■ Page extract:
I figured out how to get Fortune 1000 companies arbitrarily far back, and the
S&P500 back to 2005. But the information is under copyright. I spent a long
time thinking about the implications of helping you subvert copyright and
decided that it's not something I'm going to do even though I'd like to see
the study done better.

If you want the 2014 Fortune 1000 with contacts (i.e. CEO names) it costs
$1799 from Fortune, the historical data from 1996-2013 costs $399/yr though
it's unclear if that includes CEO names.
([http://www.fortunedatastore.com/](http://www.fortunedatastore.com/))
Fortune's contact for historical data is female, she may be sympathetic to
your cause. The S&P500 data might cost another $5-10k.

Since what you're doing is commercial your company has a responsibility to go
through the proper channels to get your data. Really, the project is being
used for advertising and brand-recognition. I also think your company has a
responsibility to make sure you have the data you need to do proper analysis
when you're representing the company.

Honestly I can't believe a company focused on quantitative market analysis
doesn't already have this data!

Once you have CEO names it should be fairly straightforward to assign gender.

■ Problem 1: List every dollar amount mentioned in the forum reply on Fortune 1000 data.
■ Problem 2: Reproduce the forum reply on Fortune 1000 data word for word, from "Since what you're" up to and including "to assign gender.".

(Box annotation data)
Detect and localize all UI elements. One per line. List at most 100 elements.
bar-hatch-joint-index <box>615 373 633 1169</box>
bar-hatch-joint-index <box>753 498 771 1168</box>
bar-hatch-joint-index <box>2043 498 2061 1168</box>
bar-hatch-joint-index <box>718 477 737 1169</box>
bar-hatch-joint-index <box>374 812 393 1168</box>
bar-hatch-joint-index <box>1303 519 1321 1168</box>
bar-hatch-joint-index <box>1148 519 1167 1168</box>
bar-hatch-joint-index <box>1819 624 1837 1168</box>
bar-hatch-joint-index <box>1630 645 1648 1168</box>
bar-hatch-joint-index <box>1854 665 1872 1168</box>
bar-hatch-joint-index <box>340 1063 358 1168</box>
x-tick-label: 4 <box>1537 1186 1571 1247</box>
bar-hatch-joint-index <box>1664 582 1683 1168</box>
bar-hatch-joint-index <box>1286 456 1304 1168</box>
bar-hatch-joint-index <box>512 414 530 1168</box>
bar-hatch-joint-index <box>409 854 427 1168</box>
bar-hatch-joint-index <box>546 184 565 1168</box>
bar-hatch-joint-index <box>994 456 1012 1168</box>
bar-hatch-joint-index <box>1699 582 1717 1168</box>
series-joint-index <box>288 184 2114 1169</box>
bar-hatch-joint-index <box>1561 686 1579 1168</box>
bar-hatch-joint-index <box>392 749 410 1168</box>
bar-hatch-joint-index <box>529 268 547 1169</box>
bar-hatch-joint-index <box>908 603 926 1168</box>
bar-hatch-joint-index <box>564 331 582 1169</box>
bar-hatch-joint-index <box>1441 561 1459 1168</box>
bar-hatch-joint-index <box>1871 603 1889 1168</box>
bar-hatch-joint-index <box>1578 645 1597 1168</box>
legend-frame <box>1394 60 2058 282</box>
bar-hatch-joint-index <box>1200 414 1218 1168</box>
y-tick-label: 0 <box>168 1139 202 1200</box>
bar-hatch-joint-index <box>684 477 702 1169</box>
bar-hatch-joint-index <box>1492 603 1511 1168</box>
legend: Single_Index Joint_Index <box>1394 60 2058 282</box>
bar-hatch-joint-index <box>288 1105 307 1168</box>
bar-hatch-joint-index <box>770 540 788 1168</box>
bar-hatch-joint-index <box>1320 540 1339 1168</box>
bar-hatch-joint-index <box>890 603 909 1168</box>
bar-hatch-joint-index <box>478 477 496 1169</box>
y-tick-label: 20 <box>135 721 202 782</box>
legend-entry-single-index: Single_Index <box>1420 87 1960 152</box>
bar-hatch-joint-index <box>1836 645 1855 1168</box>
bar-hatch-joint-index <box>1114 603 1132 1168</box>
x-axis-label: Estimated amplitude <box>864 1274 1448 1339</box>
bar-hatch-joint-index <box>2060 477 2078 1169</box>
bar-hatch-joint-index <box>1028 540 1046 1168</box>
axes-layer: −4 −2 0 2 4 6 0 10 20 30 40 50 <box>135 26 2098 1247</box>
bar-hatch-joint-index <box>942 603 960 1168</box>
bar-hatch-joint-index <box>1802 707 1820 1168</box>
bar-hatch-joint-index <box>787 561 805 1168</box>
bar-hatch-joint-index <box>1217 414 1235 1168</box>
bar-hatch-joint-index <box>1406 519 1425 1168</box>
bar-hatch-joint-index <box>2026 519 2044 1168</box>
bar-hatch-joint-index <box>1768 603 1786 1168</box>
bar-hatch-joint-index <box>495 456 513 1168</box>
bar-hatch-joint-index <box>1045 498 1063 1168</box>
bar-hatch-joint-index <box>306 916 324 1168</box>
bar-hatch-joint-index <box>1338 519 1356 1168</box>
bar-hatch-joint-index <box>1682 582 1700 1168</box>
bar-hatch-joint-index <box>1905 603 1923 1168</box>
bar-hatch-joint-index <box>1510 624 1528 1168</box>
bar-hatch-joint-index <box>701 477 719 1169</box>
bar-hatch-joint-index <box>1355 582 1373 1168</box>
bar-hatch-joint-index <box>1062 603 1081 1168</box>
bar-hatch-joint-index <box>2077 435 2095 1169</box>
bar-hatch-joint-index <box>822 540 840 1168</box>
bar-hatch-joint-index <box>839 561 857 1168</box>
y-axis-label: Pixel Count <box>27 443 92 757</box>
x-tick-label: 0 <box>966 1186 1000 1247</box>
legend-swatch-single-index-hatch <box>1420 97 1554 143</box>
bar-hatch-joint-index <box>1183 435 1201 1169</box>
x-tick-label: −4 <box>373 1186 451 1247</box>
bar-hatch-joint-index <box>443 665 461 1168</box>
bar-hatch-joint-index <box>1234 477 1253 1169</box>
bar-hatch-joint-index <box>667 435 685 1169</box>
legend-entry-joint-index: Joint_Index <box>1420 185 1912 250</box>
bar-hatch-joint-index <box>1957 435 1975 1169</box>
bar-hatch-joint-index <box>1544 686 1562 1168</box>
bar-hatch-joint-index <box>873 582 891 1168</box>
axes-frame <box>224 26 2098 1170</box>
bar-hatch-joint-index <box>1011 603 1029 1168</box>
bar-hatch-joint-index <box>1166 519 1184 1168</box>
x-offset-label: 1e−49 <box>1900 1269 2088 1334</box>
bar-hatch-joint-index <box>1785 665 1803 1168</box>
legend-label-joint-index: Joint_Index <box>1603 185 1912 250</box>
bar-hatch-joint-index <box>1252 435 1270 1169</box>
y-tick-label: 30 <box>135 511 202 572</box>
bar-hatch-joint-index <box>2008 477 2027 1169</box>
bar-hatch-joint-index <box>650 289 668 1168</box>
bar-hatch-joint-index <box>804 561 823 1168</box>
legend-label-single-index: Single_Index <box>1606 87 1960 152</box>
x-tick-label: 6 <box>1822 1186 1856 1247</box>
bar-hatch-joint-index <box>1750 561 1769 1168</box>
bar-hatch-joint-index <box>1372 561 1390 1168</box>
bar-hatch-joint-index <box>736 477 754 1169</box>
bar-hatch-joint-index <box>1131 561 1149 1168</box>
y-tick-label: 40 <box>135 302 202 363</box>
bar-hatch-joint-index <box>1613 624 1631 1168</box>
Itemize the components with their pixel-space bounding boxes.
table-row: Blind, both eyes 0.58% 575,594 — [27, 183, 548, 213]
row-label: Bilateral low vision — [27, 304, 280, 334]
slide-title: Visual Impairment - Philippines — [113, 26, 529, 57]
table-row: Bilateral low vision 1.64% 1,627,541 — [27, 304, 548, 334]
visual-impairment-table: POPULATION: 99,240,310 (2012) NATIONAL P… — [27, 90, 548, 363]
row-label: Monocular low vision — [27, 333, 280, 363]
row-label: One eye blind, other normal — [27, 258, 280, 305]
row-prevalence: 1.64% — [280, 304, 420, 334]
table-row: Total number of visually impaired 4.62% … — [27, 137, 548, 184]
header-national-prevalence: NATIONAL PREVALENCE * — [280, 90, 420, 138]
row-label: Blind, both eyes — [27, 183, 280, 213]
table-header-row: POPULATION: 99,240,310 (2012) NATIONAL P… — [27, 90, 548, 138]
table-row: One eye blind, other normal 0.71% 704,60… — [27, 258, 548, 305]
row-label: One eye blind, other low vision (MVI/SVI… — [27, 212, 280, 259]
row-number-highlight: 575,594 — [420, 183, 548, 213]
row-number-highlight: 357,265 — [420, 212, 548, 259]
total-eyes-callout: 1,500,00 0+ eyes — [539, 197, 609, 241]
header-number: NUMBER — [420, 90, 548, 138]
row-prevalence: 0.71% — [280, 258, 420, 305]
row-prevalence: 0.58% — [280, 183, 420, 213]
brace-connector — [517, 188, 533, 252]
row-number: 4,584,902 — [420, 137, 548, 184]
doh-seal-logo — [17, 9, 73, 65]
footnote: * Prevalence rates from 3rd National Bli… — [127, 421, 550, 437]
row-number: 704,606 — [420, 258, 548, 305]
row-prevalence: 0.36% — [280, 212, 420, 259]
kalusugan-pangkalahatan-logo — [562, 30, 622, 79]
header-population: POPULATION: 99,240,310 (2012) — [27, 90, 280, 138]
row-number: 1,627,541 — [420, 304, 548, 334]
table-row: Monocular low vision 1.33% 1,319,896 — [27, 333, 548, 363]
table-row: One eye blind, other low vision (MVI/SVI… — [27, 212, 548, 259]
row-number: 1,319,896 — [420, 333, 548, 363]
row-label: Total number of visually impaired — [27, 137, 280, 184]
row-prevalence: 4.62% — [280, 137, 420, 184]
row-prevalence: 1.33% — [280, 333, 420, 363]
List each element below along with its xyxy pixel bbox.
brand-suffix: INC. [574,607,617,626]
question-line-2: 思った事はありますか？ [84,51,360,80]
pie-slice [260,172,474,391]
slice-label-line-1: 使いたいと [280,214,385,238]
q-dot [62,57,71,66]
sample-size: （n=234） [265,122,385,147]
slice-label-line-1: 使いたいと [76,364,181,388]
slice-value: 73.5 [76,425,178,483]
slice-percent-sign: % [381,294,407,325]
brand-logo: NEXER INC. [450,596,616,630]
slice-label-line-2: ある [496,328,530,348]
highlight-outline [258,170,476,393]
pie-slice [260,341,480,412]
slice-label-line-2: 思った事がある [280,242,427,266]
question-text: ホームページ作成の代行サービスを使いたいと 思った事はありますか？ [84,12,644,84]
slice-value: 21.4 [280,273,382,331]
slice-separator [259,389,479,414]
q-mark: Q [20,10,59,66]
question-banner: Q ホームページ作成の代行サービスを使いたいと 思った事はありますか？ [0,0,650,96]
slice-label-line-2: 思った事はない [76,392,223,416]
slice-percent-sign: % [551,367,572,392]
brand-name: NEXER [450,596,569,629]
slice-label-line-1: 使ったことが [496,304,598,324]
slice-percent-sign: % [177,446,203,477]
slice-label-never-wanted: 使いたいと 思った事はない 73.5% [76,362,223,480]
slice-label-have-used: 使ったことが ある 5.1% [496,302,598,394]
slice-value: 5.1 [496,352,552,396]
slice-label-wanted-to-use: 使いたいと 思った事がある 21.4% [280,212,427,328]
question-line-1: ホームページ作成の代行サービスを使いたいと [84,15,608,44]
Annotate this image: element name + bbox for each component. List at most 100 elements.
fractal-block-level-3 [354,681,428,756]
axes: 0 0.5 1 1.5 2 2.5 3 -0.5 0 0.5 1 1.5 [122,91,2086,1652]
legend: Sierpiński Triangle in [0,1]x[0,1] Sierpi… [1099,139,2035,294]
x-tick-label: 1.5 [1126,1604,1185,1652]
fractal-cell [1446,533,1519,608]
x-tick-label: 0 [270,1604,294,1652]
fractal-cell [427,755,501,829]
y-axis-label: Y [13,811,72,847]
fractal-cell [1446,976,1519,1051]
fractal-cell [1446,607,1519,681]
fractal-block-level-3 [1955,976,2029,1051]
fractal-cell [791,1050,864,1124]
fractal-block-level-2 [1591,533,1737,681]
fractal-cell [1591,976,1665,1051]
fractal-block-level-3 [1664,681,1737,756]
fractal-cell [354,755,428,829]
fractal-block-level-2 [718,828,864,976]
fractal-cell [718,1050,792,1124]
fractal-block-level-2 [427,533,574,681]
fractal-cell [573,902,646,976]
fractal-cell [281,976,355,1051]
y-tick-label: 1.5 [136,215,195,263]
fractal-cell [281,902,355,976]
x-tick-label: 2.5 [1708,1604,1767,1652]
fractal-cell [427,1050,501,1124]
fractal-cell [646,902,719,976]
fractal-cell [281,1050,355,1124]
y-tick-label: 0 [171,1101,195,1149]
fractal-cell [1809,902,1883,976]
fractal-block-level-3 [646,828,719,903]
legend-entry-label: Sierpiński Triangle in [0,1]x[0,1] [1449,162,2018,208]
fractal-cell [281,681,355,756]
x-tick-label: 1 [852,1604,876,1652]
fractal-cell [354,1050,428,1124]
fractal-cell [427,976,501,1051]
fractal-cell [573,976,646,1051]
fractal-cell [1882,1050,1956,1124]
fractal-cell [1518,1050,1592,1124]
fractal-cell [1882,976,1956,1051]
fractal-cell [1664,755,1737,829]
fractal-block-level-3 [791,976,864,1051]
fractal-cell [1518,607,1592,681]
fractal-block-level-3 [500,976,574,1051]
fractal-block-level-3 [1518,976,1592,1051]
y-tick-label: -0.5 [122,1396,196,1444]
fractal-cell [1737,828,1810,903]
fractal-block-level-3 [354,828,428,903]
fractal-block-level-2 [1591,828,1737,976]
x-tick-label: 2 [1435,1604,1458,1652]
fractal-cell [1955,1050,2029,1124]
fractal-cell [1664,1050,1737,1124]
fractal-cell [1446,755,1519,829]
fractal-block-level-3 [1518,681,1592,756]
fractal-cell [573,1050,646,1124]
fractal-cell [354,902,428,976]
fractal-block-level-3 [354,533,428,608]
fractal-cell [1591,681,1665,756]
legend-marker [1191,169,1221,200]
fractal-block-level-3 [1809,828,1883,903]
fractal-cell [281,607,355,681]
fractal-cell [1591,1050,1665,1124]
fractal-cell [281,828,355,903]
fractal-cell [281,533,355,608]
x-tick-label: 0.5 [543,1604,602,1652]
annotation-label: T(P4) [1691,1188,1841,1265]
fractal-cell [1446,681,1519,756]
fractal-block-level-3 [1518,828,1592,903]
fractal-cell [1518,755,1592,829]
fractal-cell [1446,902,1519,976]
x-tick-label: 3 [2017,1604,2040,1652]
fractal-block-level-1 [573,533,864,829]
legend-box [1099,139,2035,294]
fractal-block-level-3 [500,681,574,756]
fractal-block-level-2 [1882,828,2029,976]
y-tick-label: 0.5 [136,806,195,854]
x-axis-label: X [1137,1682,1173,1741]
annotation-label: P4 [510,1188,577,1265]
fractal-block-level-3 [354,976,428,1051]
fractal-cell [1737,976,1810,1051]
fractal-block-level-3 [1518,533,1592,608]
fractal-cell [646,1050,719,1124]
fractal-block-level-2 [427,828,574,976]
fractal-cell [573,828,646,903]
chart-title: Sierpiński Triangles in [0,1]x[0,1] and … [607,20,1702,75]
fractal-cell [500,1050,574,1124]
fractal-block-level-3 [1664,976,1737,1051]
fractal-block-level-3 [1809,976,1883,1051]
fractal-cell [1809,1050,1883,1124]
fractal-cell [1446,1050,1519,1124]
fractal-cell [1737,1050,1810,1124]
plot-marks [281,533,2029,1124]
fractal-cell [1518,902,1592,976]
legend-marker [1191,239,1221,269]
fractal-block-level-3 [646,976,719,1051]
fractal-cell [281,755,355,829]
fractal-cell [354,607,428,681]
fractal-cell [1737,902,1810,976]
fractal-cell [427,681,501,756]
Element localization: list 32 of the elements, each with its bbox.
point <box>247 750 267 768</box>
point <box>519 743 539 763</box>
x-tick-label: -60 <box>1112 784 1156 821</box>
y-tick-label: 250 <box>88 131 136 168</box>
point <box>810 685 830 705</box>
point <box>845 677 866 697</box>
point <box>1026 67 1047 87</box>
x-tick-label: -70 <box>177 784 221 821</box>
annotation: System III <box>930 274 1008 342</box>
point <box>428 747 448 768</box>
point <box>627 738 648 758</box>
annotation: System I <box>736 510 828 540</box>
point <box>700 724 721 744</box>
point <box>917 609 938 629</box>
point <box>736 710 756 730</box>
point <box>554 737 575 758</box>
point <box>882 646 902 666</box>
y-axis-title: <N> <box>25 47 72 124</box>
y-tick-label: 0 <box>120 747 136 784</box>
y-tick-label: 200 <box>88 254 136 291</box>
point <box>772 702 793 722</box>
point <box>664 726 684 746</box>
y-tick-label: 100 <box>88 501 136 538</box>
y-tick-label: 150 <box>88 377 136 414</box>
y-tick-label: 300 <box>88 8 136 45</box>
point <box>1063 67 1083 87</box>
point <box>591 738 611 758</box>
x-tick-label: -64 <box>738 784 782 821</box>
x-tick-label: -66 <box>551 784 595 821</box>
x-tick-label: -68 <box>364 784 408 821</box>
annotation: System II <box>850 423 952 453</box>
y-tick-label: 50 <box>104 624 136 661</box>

■ Result 1:
$1799
$399/yr
$5-10k

■ Result 2:
Since what you're doing is commercial your company has a responsibility to go
through the proper channels to get your data. Really, the project is being
used for advertising and brand-recognition. I also think your company has a
responsibility to make sure you have the data you need to do proper analysis
when you're representing the company.

Honestly I can't believe a company focused on quantitative market analysis
doesn't already have this data!

Once you have CEO names it should be fairly straightforward to assign gender.